→ Records for the exercise
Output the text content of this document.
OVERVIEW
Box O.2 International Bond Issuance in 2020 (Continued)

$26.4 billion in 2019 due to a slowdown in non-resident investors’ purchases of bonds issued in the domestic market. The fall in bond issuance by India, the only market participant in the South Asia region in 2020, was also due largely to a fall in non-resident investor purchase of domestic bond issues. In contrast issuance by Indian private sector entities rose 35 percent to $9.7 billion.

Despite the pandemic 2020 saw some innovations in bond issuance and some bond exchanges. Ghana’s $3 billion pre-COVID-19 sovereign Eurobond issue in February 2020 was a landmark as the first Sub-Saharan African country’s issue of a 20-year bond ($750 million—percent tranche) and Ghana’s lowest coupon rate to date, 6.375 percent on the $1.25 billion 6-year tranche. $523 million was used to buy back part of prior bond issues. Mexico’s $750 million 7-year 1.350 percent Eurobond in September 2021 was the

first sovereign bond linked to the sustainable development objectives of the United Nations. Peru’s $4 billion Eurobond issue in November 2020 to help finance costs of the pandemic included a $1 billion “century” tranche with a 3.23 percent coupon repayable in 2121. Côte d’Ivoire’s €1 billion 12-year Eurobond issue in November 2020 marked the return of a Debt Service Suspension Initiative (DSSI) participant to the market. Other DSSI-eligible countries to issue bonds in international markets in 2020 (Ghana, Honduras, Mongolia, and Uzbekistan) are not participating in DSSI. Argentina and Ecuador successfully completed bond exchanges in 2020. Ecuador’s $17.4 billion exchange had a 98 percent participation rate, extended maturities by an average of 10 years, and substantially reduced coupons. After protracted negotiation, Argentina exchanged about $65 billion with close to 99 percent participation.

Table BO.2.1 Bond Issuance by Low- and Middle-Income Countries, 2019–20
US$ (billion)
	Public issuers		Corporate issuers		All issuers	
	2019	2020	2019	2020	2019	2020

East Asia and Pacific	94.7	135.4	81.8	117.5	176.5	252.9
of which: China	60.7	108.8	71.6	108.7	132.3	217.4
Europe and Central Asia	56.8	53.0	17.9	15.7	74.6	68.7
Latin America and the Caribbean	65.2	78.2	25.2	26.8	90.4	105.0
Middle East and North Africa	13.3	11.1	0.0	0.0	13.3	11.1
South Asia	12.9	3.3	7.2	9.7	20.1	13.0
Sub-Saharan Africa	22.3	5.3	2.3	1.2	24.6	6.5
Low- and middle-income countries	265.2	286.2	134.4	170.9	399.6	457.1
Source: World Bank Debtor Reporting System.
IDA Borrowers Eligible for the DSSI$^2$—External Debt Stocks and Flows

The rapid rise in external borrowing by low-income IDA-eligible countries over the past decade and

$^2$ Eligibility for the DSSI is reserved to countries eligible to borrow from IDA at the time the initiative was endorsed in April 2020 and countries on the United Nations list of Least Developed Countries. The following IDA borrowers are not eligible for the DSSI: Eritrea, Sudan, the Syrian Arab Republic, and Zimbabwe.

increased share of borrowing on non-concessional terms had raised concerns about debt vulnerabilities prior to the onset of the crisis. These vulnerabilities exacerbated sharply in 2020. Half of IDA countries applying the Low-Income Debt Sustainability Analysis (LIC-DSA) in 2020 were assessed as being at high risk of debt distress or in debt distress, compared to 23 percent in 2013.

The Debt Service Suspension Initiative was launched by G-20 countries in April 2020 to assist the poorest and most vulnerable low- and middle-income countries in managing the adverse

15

→ What is required
Filter for "Saharan". Return all lines that hold it.

→ Correct result
Despite the pandemic 2020 saw some innovations in bond issuance and some bond exchanges. Ghana’s $3 billion pre-COVID-19 sovereign Eurobond issue in February 2020 was a landmark as the first Sub-Saharan African country’s issue of a 20-year bond ($750 million—percent tranche) and Ghana’s lowest coupon rate to date, 6.375 percent on the $1.25 billion 6-year tranche. $523 million was used to buy back part of prior bond issues. Mexico’s $750 million 7-year 1.350 percent Eurobond in September 2021 was the
Sub-Saharan Africa	22.3	5.3	2.3	1.2	24.6	6.5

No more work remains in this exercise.